* [Your instructions] From the Scott Wilson post below, repeat word for word the stretch between "That's Robert Blake" and "real, at age 76.", inclusive.

* [Passage]
Tuesday, October 9, 2018

The Late Scott Wilson – This Time It’s Real

That's Robert Blake at left, Scott on the right

Scott Wilson  is dead. Admittedly, it’s hardly the first time he has died. In 1967, he was hanged in the courtyard of the Kansas State Penitentiary for having committed multiple brutal murders. In 2003 he suffered a different fate, at the hands of Florida serial killer Aileen Wuornos. And he was unlucky enough to get fatally mixed up with zombies in TV’s The Walking Dead. Wilson was of course an actor who emerged unscathed from all of his dealings with mortality in films like Monster and In Cold Blood. Now, alas, he has succumbed to leukemia for real, at age 76.

I met Scott Wilson when I was researching the films of 1967. I was thrilled to speak with him, because he’d appeared in two of the best, In the Heat of the Night (he played fugitive Harvey Oberst, who is cleared of a murder rap by Sidney Poitier’s detective Tibbs) and In Cold Blood. I think he was flattered to have the start of his career examined so closely. We sat in the dim, cozy living room of his West Hollywood duplex, sipping tea and munching cookies graciously served by his wife Heavenly, a lovely woman who fully measured up to her challenging name. As my tape recorder slowly turned, Scott reminisced about landing the role of Harvey, who starts out as a racist but ends up becoming a true believer in Mister Tibbs’ smarts.

Items listed in a dataset:
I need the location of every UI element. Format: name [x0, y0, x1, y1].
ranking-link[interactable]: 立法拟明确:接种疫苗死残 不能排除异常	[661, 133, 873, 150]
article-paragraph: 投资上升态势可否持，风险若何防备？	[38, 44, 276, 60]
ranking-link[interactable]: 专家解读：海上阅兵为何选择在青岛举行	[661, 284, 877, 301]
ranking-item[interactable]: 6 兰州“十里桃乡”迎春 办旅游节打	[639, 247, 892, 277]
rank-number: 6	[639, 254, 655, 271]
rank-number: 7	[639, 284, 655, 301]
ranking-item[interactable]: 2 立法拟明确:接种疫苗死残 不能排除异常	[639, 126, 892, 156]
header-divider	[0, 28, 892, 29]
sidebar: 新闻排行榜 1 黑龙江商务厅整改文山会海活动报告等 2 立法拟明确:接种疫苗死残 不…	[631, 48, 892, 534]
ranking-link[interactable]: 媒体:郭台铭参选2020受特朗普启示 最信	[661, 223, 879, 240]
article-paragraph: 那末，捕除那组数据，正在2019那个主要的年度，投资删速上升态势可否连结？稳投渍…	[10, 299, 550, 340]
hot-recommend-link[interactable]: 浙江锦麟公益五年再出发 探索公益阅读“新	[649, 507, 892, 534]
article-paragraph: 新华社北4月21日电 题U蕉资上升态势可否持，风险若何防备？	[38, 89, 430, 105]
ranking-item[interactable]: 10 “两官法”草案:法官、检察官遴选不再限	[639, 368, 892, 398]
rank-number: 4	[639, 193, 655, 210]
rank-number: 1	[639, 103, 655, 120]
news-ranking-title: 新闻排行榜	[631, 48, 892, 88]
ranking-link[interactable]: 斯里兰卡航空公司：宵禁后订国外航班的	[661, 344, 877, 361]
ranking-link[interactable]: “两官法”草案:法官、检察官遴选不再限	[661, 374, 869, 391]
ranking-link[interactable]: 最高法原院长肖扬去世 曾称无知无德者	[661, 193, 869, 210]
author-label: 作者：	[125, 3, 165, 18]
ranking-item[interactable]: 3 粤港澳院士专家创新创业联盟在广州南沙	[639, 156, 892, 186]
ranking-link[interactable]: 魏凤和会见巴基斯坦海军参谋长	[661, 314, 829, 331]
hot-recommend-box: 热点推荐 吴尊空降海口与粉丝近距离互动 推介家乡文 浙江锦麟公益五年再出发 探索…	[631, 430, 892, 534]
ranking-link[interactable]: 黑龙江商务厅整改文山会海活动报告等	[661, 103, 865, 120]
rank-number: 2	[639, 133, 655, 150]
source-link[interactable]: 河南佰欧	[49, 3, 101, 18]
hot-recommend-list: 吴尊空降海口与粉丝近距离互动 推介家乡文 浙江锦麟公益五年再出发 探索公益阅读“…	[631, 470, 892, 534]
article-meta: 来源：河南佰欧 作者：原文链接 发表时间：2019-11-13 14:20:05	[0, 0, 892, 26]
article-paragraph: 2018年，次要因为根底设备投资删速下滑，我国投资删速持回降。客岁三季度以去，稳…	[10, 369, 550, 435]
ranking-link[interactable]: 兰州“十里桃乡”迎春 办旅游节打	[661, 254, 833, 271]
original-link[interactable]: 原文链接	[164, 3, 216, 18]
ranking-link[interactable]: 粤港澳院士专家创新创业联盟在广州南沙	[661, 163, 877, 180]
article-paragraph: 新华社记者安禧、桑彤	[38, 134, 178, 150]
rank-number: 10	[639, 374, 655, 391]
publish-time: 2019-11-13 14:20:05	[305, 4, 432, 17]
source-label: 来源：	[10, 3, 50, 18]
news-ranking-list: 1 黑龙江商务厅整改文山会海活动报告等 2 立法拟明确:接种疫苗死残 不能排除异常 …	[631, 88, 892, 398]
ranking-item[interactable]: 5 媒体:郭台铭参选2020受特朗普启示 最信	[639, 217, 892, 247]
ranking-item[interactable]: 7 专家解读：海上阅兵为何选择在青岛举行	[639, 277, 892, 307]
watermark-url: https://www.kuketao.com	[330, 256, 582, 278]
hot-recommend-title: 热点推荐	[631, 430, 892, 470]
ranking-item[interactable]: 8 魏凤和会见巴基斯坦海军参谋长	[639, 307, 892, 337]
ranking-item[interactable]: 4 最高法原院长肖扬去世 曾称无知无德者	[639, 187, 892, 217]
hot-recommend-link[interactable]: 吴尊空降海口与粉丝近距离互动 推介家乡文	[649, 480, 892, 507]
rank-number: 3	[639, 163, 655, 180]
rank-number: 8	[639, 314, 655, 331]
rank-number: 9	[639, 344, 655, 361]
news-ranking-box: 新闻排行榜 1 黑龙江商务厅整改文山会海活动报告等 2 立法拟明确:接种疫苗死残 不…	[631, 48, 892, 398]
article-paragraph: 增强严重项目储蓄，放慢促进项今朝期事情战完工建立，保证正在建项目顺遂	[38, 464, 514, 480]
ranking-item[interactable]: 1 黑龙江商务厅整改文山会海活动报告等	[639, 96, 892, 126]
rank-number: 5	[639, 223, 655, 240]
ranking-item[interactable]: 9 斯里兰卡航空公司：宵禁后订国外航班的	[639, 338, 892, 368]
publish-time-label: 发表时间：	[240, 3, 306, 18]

* [Output of the exercise]
That's Robert Blake at left, Scott on the right

Scott Wilson  is dead. Admittedly, it’s hardly the first time he has died. In 1967, he was hanged in the courtyard of the Kansas State Penitentiary for having committed multiple brutal murders. In 2003 he suffered a different fate, at the hands of Florida serial killer Aileen Wuornos. And he was unlucky enough to get fatally mixed up with zombies in TV’s The Walking Dead. Wilson was of course an actor who emerged unscathed from all of his dealings with mortality in films like Monster and In Cold Blood. Now, alas, he has succumbed to leukemia for real, at age 76.